» The problem: Nothing in the data should change when you return it, but leave the pictures out.

-- start Working data --

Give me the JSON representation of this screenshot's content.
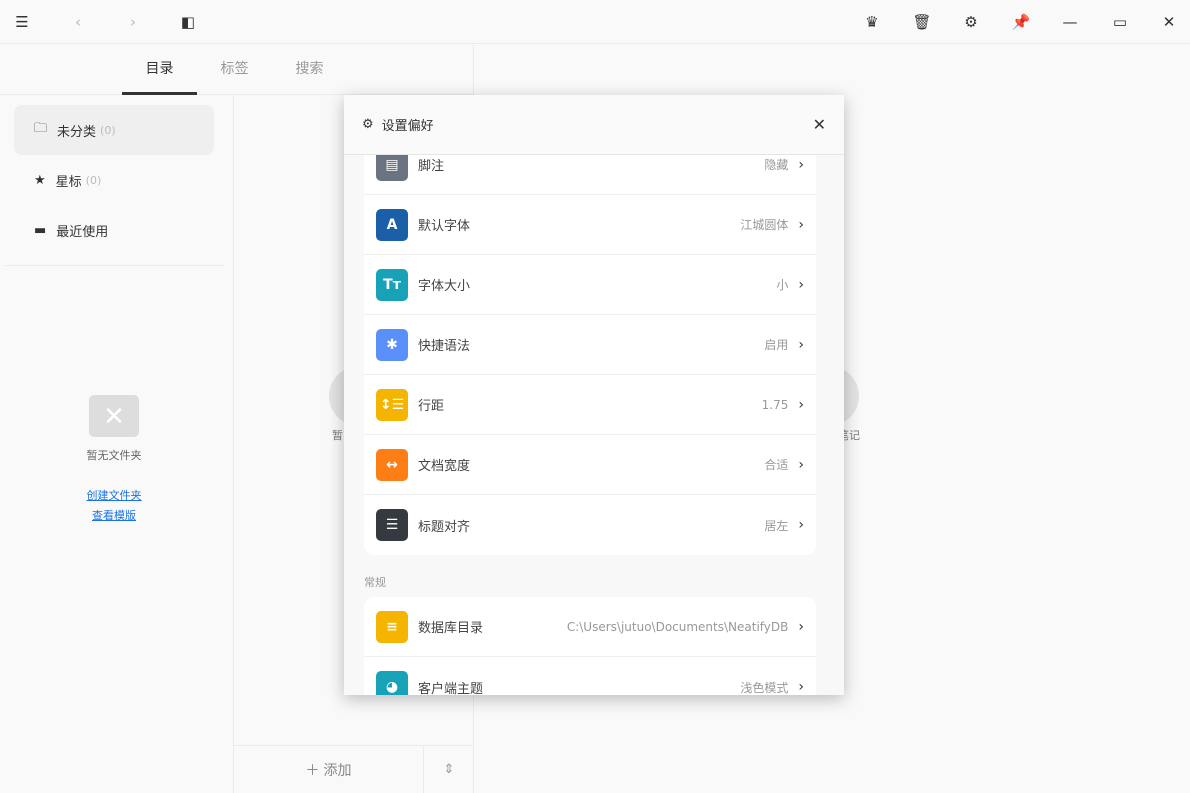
{
  "titlebar": {
    "icons": [
      "menu-icon",
      "back-icon",
      "forward-icon",
      "sidebar-toggle-icon",
      "crown-icon",
      "trash-icon",
      "gear-icon",
      "pin-icon",
      "minimize-icon",
      "maximize-icon",
      "close-icon"
    ]
  },
  "tabs": [
    {
      "label": "目录"
    },
    {
      "label": "标签"
    },
    {
      "label": "搜索"
    }
  ],
  "sidebar": {
    "items": [
      {
        "label": "未分类",
        "count": "(0)"
      },
      {
        "label": "星标",
        "count": "(0)"
      },
      {
        "label": "最近使用"
      }
    ],
    "empty": {
      "text": "暂无文件夹",
      "create_link": "创建文件夹",
      "template_link": "查看模版"
    }
  },
  "middle": {
    "add_label": "添加",
    "bg_left": "暂",
    "bg_right": "笔记"
  },
  "modal": {
    "title": "设置偏好",
    "editor_items": [
      {
        "label": "脚注",
        "value": "隐藏",
        "color": "#6b7280",
        "glyph": "▤"
      },
      {
        "label": "默认字体",
        "value": "江城圆体",
        "color": "#1a5fa8",
        "glyph": "A"
      },
      {
        "label": "字体大小",
        "value": "小",
        "color": "#17a2b8",
        "glyph": "Tт"
      },
      {
        "label": "快捷语法",
        "value": "启用",
        "color": "#5b8ff9",
        "glyph": "✱"
      },
      {
        "label": "行距",
        "value": "1.75",
        "color": "#f5b400",
        "glyph": "↕☰"
      },
      {
        "label": "文档宽度",
        "value": "合适",
        "color": "#fd7e14",
        "glyph": "↔"
      },
      {
        "label": "标题对齐",
        "value": "居左",
        "color": "#343a40",
        "glyph": "☰"
      }
    ],
    "section_general": "常规",
    "general_items": [
      {
        "label": "数据库目录",
        "value": "C:\\Users\\jutuo\\Documents\\NeatifyDB",
        "color": "#f5b400",
        "glyph": "≡"
      },
      {
        "label": "客户端主题",
        "value": "浅色模式",
        "color": "#17a2b8",
        "glyph": "◕"
      }
    ]
  }
}
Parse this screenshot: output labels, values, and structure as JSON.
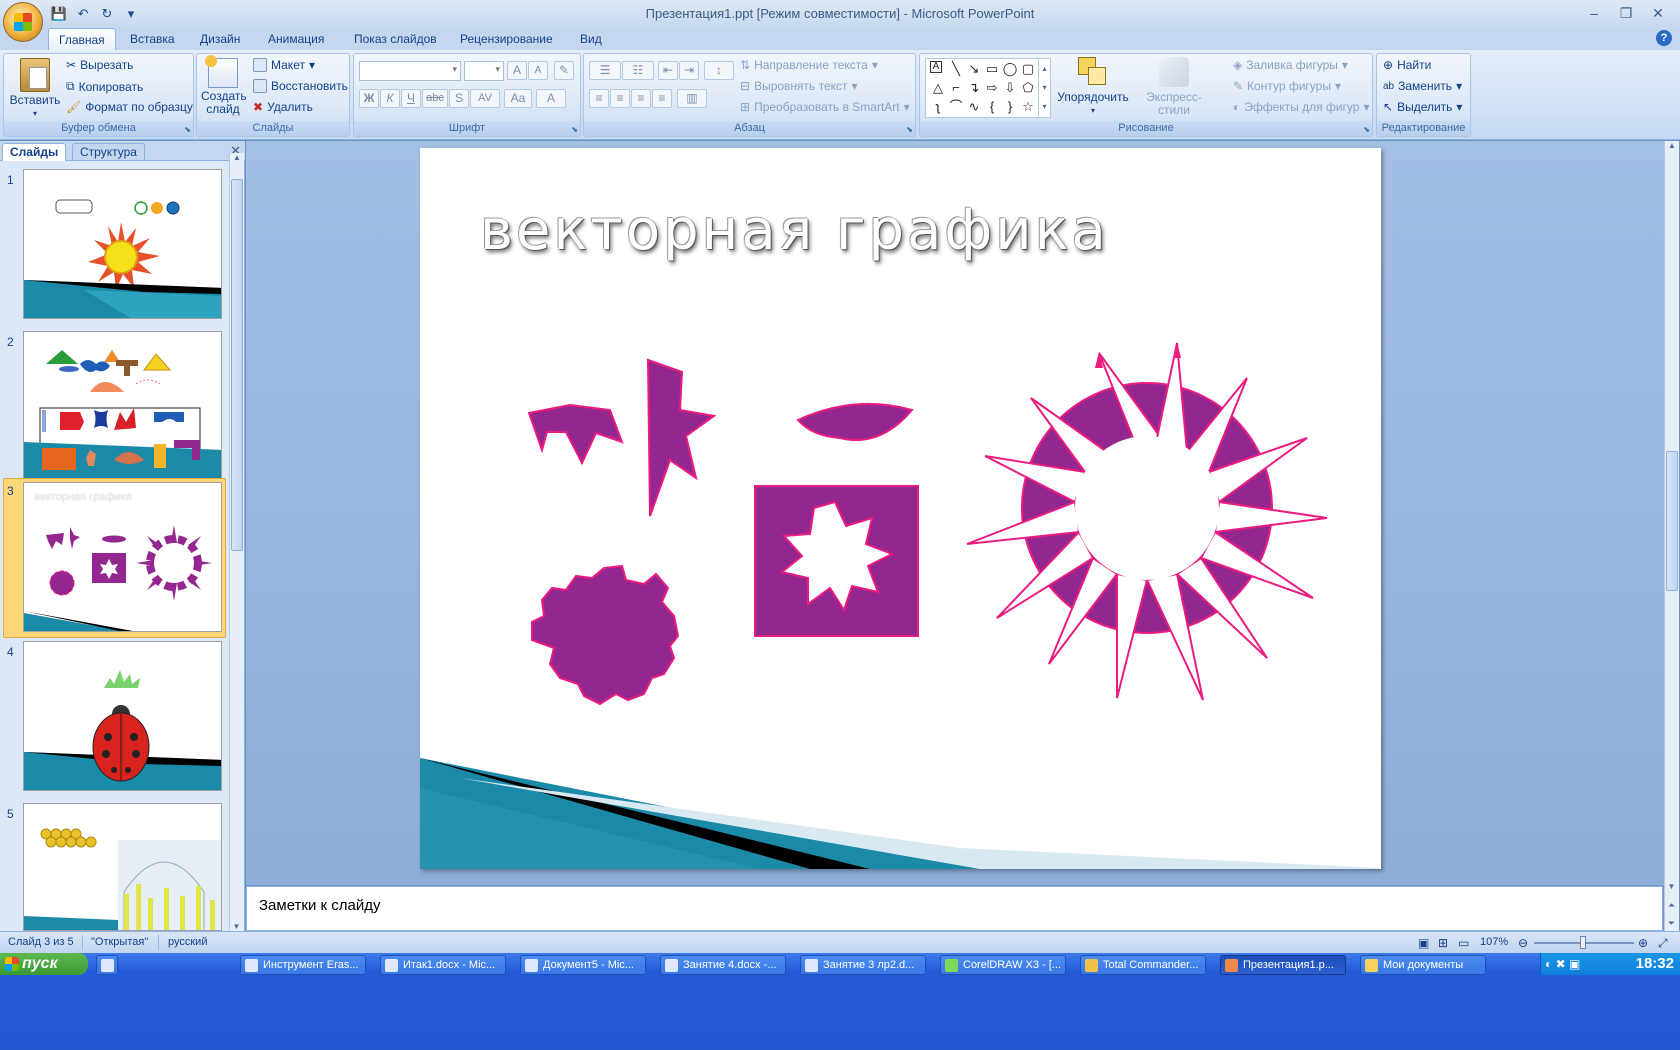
{
  "window": {
    "title": "Презентация1.ppt [Режим совместимости] - Microsoft PowerPoint",
    "controls": [
      "–",
      "❐",
      "✕"
    ]
  },
  "qat": {
    "items": [
      "save-icon",
      "undo-icon",
      "redo-icon",
      "customize-icon"
    ]
  },
  "tabs": [
    {
      "label": "Главная",
      "active": true
    },
    {
      "label": "Вставка"
    },
    {
      "label": "Дизайн"
    },
    {
      "label": "Анимация"
    },
    {
      "label": "Показ слайдов"
    },
    {
      "label": "Рецензирование"
    },
    {
      "label": "Вид"
    }
  ],
  "ribbon": {
    "clipboard": {
      "label": "Буфер обмена",
      "paste": "Вставить",
      "cut": "Вырезать",
      "copy": "Копировать",
      "format_painter": "Формат по образцу"
    },
    "slides": {
      "label": "Слайды",
      "new_slide": "Создать слайд",
      "layout": "Макет",
      "reset": "Восстановить",
      "delete": "Удалить"
    },
    "font": {
      "label": "Шрифт",
      "bold": "Ж",
      "italic": "К",
      "underline": "Ч",
      "strike": "abc",
      "shadow": "S",
      "spacing": "AV",
      "case": "Aa",
      "color": "A",
      "grow": "A",
      "shrink": "A"
    },
    "paragraph": {
      "label": "Абзац",
      "text_direction": "Направление текста",
      "align_text": "Выровнять текст",
      "smartart": "Преобразовать в SmartArt"
    },
    "drawing": {
      "label": "Рисование",
      "arrange": "Упорядочить",
      "quick_styles": "Экспресс-стили",
      "fill": "Заливка фигуры",
      "outline": "Контур фигуры",
      "effects": "Эффекты для фигур"
    },
    "editing": {
      "label": "Редактирование",
      "find": "Найти",
      "replace": "Заменить",
      "select": "Выделить"
    }
  },
  "left_pane": {
    "tabs": [
      "Слайды",
      "Структура"
    ],
    "slides": [
      {
        "number": "1"
      },
      {
        "number": "2"
      },
      {
        "number": "3",
        "title": "векторная графика",
        "selected": true
      },
      {
        "number": "4"
      },
      {
        "number": "5"
      }
    ]
  },
  "slide": {
    "title": "векторная графика"
  },
  "notes": {
    "placeholder": "Заметки к слайду"
  },
  "status": {
    "slide_info": "Слайд 3 из 5",
    "theme": "\"Открытая\"",
    "language": "русский",
    "zoom": "107%"
  },
  "taskbar": {
    "start": "пуск",
    "items": [
      {
        "label": "Инструмент Eras..."
      },
      {
        "label": "Итак1.docx - Mic..."
      },
      {
        "label": "Документ5 - Mic..."
      },
      {
        "label": "Занятие 4.docx -..."
      },
      {
        "label": "Занятие 3 лр2.d..."
      },
      {
        "label": "CorelDRAW X3 - [..."
      },
      {
        "label": "Total Commander..."
      },
      {
        "label": "Презентация1.p...",
        "active": true
      },
      {
        "label": "Мои документы"
      }
    ],
    "clock": "18:32"
  },
  "colors": {
    "shape_fill": "#93278f",
    "shape_stroke": "#ec1b7f",
    "ribbon_text": "#15428b"
  }
}
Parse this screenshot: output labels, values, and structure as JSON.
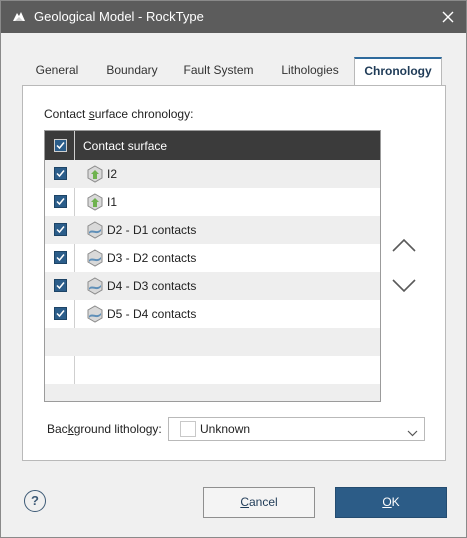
{
  "window": {
    "title": "Geological Model - RockType",
    "app_icon": "leapfrog-logo-icon",
    "close_icon": "close-icon"
  },
  "tabs": [
    {
      "label": "General",
      "active": false
    },
    {
      "label": "Boundary",
      "active": false
    },
    {
      "label": "Fault System",
      "active": false
    },
    {
      "label": "Lithologies",
      "active": false
    },
    {
      "label": "Chronology",
      "active": true
    }
  ],
  "chronology": {
    "section_label_pre": "Contact ",
    "section_label_mnemonic": "s",
    "section_label_post": "urface chronology:",
    "column_header": "Contact surface",
    "header_checked": true,
    "rows": [
      {
        "label": "I2",
        "checked": true,
        "icon": "intrusion-surface-icon"
      },
      {
        "label": "I1",
        "checked": true,
        "icon": "intrusion-surface-icon"
      },
      {
        "label": "D2 - D1 contacts",
        "checked": true,
        "icon": "deposit-contact-icon"
      },
      {
        "label": "D3 - D2 contacts",
        "checked": true,
        "icon": "deposit-contact-icon"
      },
      {
        "label": "D4 - D3 contacts",
        "checked": true,
        "icon": "deposit-contact-icon"
      },
      {
        "label": "D5 - D4 contacts",
        "checked": true,
        "icon": "deposit-contact-icon"
      }
    ],
    "move_up_icon": "chevron-up-icon",
    "move_down_icon": "chevron-down-icon"
  },
  "background_lithology": {
    "label_pre": "Bac",
    "label_mnemonic": "k",
    "label_post": "ground lithology:",
    "value": "Unknown",
    "swatch_color": "#ffffff"
  },
  "footer": {
    "help_label": "?",
    "cancel_mnemonic": "C",
    "cancel_rest": "ancel",
    "ok_mnemonic": "O",
    "ok_rest": "K"
  },
  "colors": {
    "titlebar": "#5c5c5c",
    "accent": "#2c5c87",
    "grid_header": "#3b3b3b",
    "checkbox": "#2b5d8a"
  }
}
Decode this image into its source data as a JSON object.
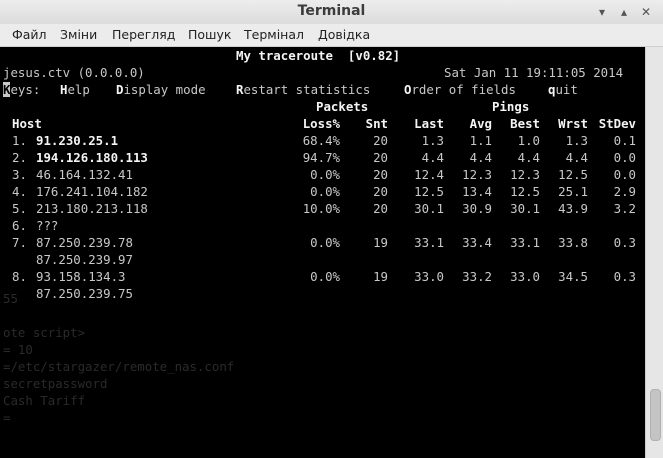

-- end Working data --

» Response below:
Give me the JSON representation of this screenshot's content.
{
  "titlebar": {
    "icons": [
      "menu-icon",
      "back-icon",
      "forward-icon",
      "sidebar-toggle-icon",
      "crown-icon",
      "trash-icon",
      "gear-icon",
      "pin-icon",
      "minimize-icon",
      "maximize-icon",
      "close-icon"
    ]
  },
  "tabs": [
    {
      "label": "目录"
    },
    {
      "label": "标签"
    },
    {
      "label": "搜索"
    }
  ],
  "sidebar": {
    "items": [
      {
        "label": "未分类",
        "count": "(0)"
      },
      {
        "label": "星标",
        "count": "(0)"
      },
      {
        "label": "最近使用"
      }
    ],
    "empty": {
      "text": "暂无文件夹",
      "create_link": "创建文件夹",
      "template_link": "查看模版"
    }
  },
  "middle": {
    "add_label": "添加",
    "bg_left": "暂",
    "bg_right": "笔记"
  },
  "modal": {
    "title": "设置偏好",
    "editor_items": [
      {
        "label": "脚注",
        "value": "隐藏",
        "color": "#6b7280",
        "glyph": "▤"
      },
      {
        "label": "默认字体",
        "value": "江城圆体",
        "color": "#1a5fa8",
        "glyph": "A"
      },
      {
        "label": "字体大小",
        "value": "小",
        "color": "#17a2b8",
        "glyph": "Tт"
      },
      {
        "label": "快捷语法",
        "value": "启用",
        "color": "#5b8ff9",
        "glyph": "✱"
      },
      {
        "label": "行距",
        "value": "1.75",
        "color": "#f5b400",
        "glyph": "↕☰"
      },
      {
        "label": "文档宽度",
        "value": "合适",
        "color": "#fd7e14",
        "glyph": "↔"
      },
      {
        "label": "标题对齐",
        "value": "居左",
        "color": "#343a40",
        "glyph": "☰"
      }
    ],
    "section_general": "常规",
    "general_items": [
      {
        "label": "数据库目录",
        "value": "C:\\Users\\jutuo\\Documents\\NeatifyDB",
        "color": "#f5b400",
        "glyph": "≡"
      },
      {
        "label": "客户端主题",
        "value": "浅色模式",
        "color": "#17a2b8",
        "glyph": "◕"
      }
    ]
  }
}
Parse this screenshot: output labels, values, and structure as JSON.
{
  "window": {
    "title": "Презентация1.ppt [Режим совместимости] - Microsoft PowerPoint",
    "controls": [
      "–",
      "❐",
      "✕"
    ]
  },
  "qat": {
    "items": [
      "save-icon",
      "undo-icon",
      "redo-icon",
      "customize-icon"
    ]
  },
  "tabs": [
    {
      "label": "Главная",
      "active": true
    },
    {
      "label": "Вставка"
    },
    {
      "label": "Дизайн"
    },
    {
      "label": "Анимация"
    },
    {
      "label": "Показ слайдов"
    },
    {
      "label": "Рецензирование"
    },
    {
      "label": "Вид"
    }
  ],
  "ribbon": {
    "clipboard": {
      "label": "Буфер обмена",
      "paste": "Вставить",
      "cut": "Вырезать",
      "copy": "Копировать",
      "format_painter": "Формат по образцу"
    },
    "slides": {
      "label": "Слайды",
      "new_slide": "Создать слайд",
      "layout": "Макет",
      "reset": "Восстановить",
      "delete": "Удалить"
    },
    "font": {
      "label": "Шрифт",
      "bold": "Ж",
      "italic": "К",
      "underline": "Ч",
      "strike": "abc",
      "shadow": "S",
      "spacing": "AV",
      "case": "Aa",
      "color": "A",
      "grow": "A",
      "shrink": "A"
    },
    "paragraph": {
      "label": "Абзац",
      "text_direction": "Направление текста",
      "align_text": "Выровнять текст",
      "smartart": "Преобразовать в SmartArt"
    },
    "drawing": {
      "label": "Рисование",
      "arrange": "Упорядочить",
      "quick_styles": "Экспресс-стили",
      "fill": "Заливка фигуры",
      "outline": "Контур фигуры",
      "effects": "Эффекты для фигур"
    },
    "editing": {
      "label": "Редактирование",
      "find": "Найти",
      "replace": "Заменить",
      "select": "Выделить"
    }
  },
  "left_pane": {
    "tabs": [
      "Слайды",
      "Структура"
    ],
    "slides": [
      {
        "number": "1"
      },
      {
        "number": "2"
      },
      {
        "number": "3",
        "title": "векторная графика",
        "selected": true
      },
      {
        "number": "4"
      },
      {
        "number": "5"
      }
    ]
  },
  "slide": {
    "title": "векторная графика"
  },
  "notes": {
    "placeholder": "Заметки к слайду"
  },
  "status": {
    "slide_info": "Слайд 3 из 5",
    "theme": "\"Открытая\"",
    "language": "русский",
    "zoom": "107%"
  },
  "taskbar": {
    "start": "пуск",
    "items": [
      {
        "label": "Инструмент Eras..."
      },
      {
        "label": "Итак1.docx - Mic..."
      },
      {
        "label": "Документ5 - Mic..."
      },
      {
        "label": "Занятие 4.docx -..."
      },
      {
        "label": "Занятие 3 лр2.d..."
      },
      {
        "label": "CorelDRAW X3 - [..."
      },
      {
        "label": "Total Commander..."
      },
      {
        "label": "Презентация1.p...",
        "active": true
      },
      {
        "label": "Мои документы"
      }
    ],
    "clock": "18:32"
  },
  "colors": {
    "shape_fill": "#93278f",
    "shape_stroke": "#ec1b7f",
    "ribbon_text": "#15428b"
  }
}
Parse this screenshot: output labels, values, and structure as JSON.
{
  "window": {
    "title": "Geological Model - RockType",
    "app_icon": "leapfrog-logo-icon",
    "close_icon": "close-icon"
  },
  "tabs": [
    {
      "label": "General",
      "active": false
    },
    {
      "label": "Boundary",
      "active": false
    },
    {
      "label": "Fault System",
      "active": false
    },
    {
      "label": "Lithologies",
      "active": false
    },
    {
      "label": "Chronology",
      "active": true
    }
  ],
  "chronology": {
    "section_label_pre": "Contact ",
    "section_label_mnemonic": "s",
    "section_label_post": "urface chronology:",
    "column_header": "Contact surface",
    "header_checked": true,
    "rows": [
      {
        "label": "I2",
        "checked": true,
        "icon": "intrusion-surface-icon"
      },
      {
        "label": "I1",
        "checked": true,
        "icon": "intrusion-surface-icon"
      },
      {
        "label": "D2 - D1 contacts",
        "checked": true,
        "icon": "deposit-contact-icon"
      },
      {
        "label": "D3 - D2 contacts",
        "checked": true,
        "icon": "deposit-contact-icon"
      },
      {
        "label": "D4 - D3 contacts",
        "checked": true,
        "icon": "deposit-contact-icon"
      },
      {
        "label": "D5 - D4 contacts",
        "checked": true,
        "icon": "deposit-contact-icon"
      }
    ],
    "move_up_icon": "chevron-up-icon",
    "move_down_icon": "chevron-down-icon"
  },
  "background_lithology": {
    "label_pre": "Bac",
    "label_mnemonic": "k",
    "label_post": "ground lithology:",
    "value": "Unknown",
    "swatch_color": "#ffffff"
  },
  "footer": {
    "help_label": "?",
    "cancel_mnemonic": "C",
    "cancel_rest": "ancel",
    "ok_mnemonic": "O",
    "ok_rest": "K"
  },
  "colors": {
    "titlebar": "#5c5c5c",
    "accent": "#2c5c87",
    "grid_header": "#3b3b3b",
    "checkbox": "#2b5d8a"
  }
}
Decode this image into its source data as a JSON object.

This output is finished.